Figure collection entries
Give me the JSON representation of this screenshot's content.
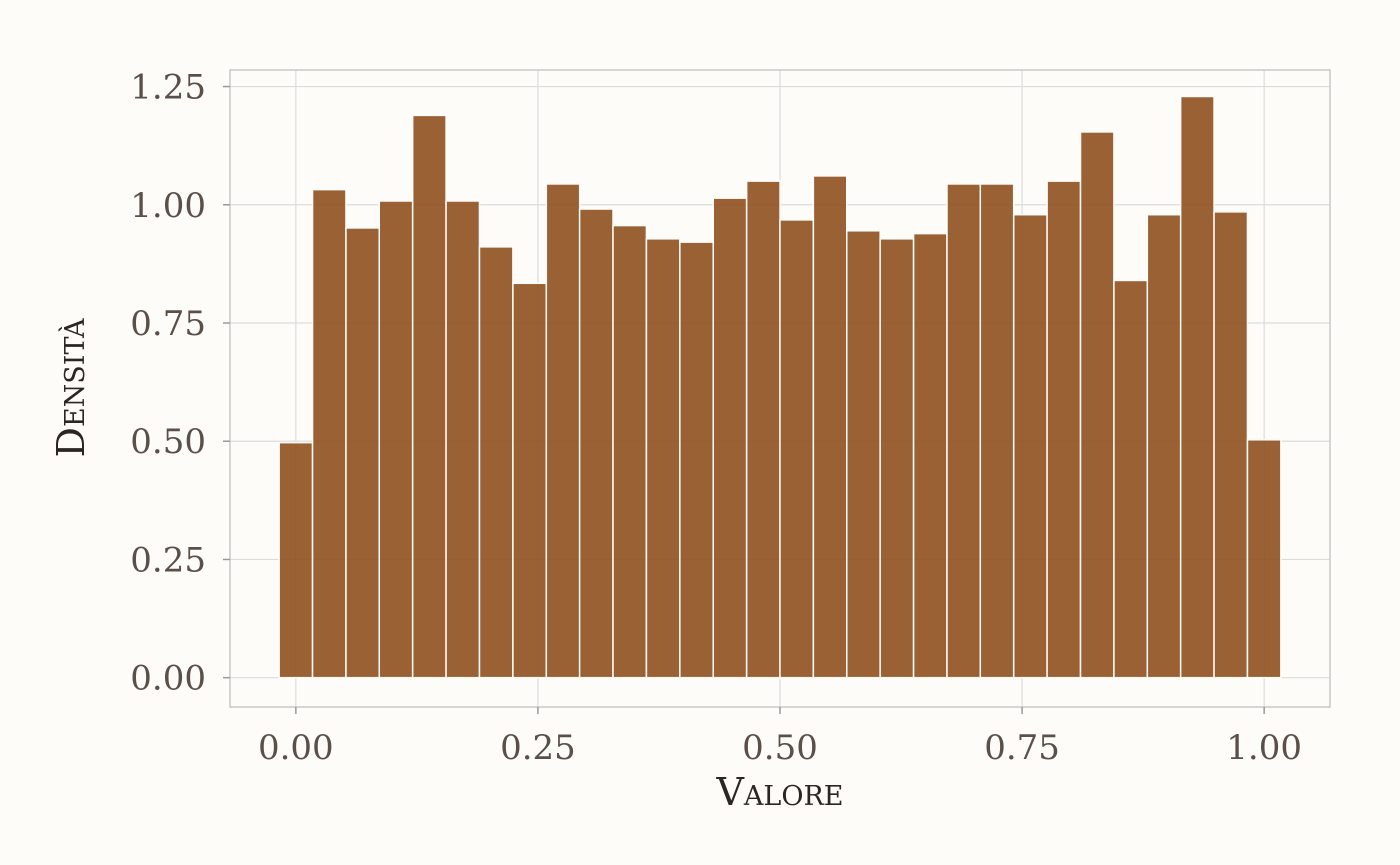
{
  "chart_data": {
    "type": "bar",
    "subtype": "histogram",
    "title": "",
    "xlabel": "Valore",
    "ylabel": "Densità",
    "xlim": [
      -0.068,
      1.068
    ],
    "ylim": [
      -0.062,
      1.285
    ],
    "x_ticks": [
      0.0,
      0.25,
      0.5,
      0.75,
      1.0
    ],
    "x_tick_labels": [
      "0.00",
      "0.25",
      "0.50",
      "0.75",
      "1.00"
    ],
    "y_ticks": [
      0.0,
      0.25,
      0.5,
      0.75,
      1.0,
      1.25
    ],
    "y_tick_labels": [
      "0.00",
      "0.25",
      "0.50",
      "0.75",
      "1.00",
      "1.25"
    ],
    "grid": true,
    "bar_color": "#8f501f",
    "bin_width": 0.03448,
    "bin_centers": [
      0.0,
      0.0345,
      0.069,
      0.1034,
      0.1379,
      0.1724,
      0.2069,
      0.2414,
      0.2759,
      0.3103,
      0.3448,
      0.3793,
      0.4138,
      0.4483,
      0.4828,
      0.5172,
      0.5517,
      0.5862,
      0.6207,
      0.6552,
      0.6897,
      0.7241,
      0.7586,
      0.7931,
      0.8276,
      0.8621,
      0.8966,
      0.931,
      0.9655,
      1.0
    ],
    "values": [
      0.497,
      1.032,
      0.951,
      1.008,
      1.189,
      1.008,
      0.911,
      0.834,
      1.044,
      0.991,
      0.956,
      0.928,
      0.921,
      1.014,
      1.05,
      0.968,
      1.061,
      0.945,
      0.928,
      0.939,
      1.044,
      1.044,
      0.979,
      1.05,
      1.154,
      0.84,
      0.979,
      1.229,
      0.985,
      0.503
    ]
  }
}
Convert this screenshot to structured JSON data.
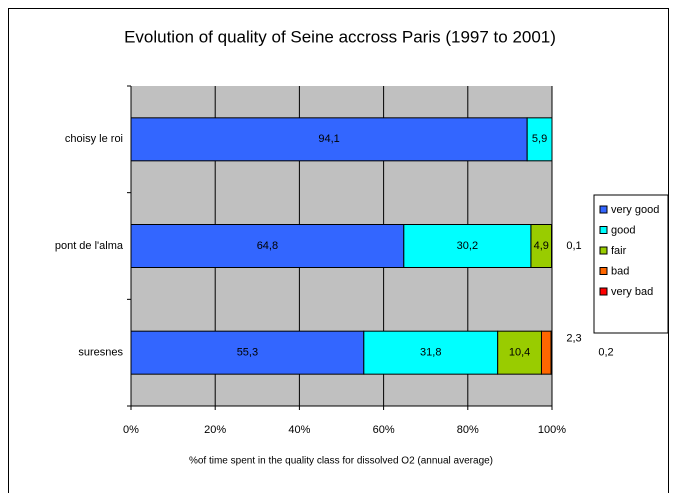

§ What is asked
Leave the pictures out and reproduce all of the records exactly.

§ Written solution
Give me the JSON representation of this screenshot's content.
{
  "chart_data": {
    "type": "bar",
    "subtype": "histogram",
    "title": "",
    "xlabel": "Valore",
    "ylabel": "Densità",
    "xlim": [
      -0.068,
      1.068
    ],
    "ylim": [
      -0.062,
      1.285
    ],
    "x_ticks": [
      0.0,
      0.25,
      0.5,
      0.75,
      1.0
    ],
    "x_tick_labels": [
      "0.00",
      "0.25",
      "0.50",
      "0.75",
      "1.00"
    ],
    "y_ticks": [
      0.0,
      0.25,
      0.5,
      0.75,
      1.0,
      1.25
    ],
    "y_tick_labels": [
      "0.00",
      "0.25",
      "0.50",
      "0.75",
      "1.00",
      "1.25"
    ],
    "grid": true,
    "bar_color": "#8f501f",
    "bin_width": 0.03448,
    "bin_centers": [
      0.0,
      0.0345,
      0.069,
      0.1034,
      0.1379,
      0.1724,
      0.2069,
      0.2414,
      0.2759,
      0.3103,
      0.3448,
      0.3793,
      0.4138,
      0.4483,
      0.4828,
      0.5172,
      0.5517,
      0.5862,
      0.6207,
      0.6552,
      0.6897,
      0.7241,
      0.7586,
      0.7931,
      0.8276,
      0.8621,
      0.8966,
      0.931,
      0.9655,
      1.0
    ],
    "values": [
      0.497,
      1.032,
      0.951,
      1.008,
      1.189,
      1.008,
      0.911,
      0.834,
      1.044,
      0.991,
      0.956,
      0.928,
      0.921,
      1.014,
      1.05,
      0.968,
      1.061,
      0.945,
      0.928,
      0.939,
      1.044,
      1.044,
      0.979,
      1.05,
      1.154,
      0.84,
      0.979,
      1.229,
      0.985,
      0.503
    ]
  }
}
Convert this screenshot to structured JSON data.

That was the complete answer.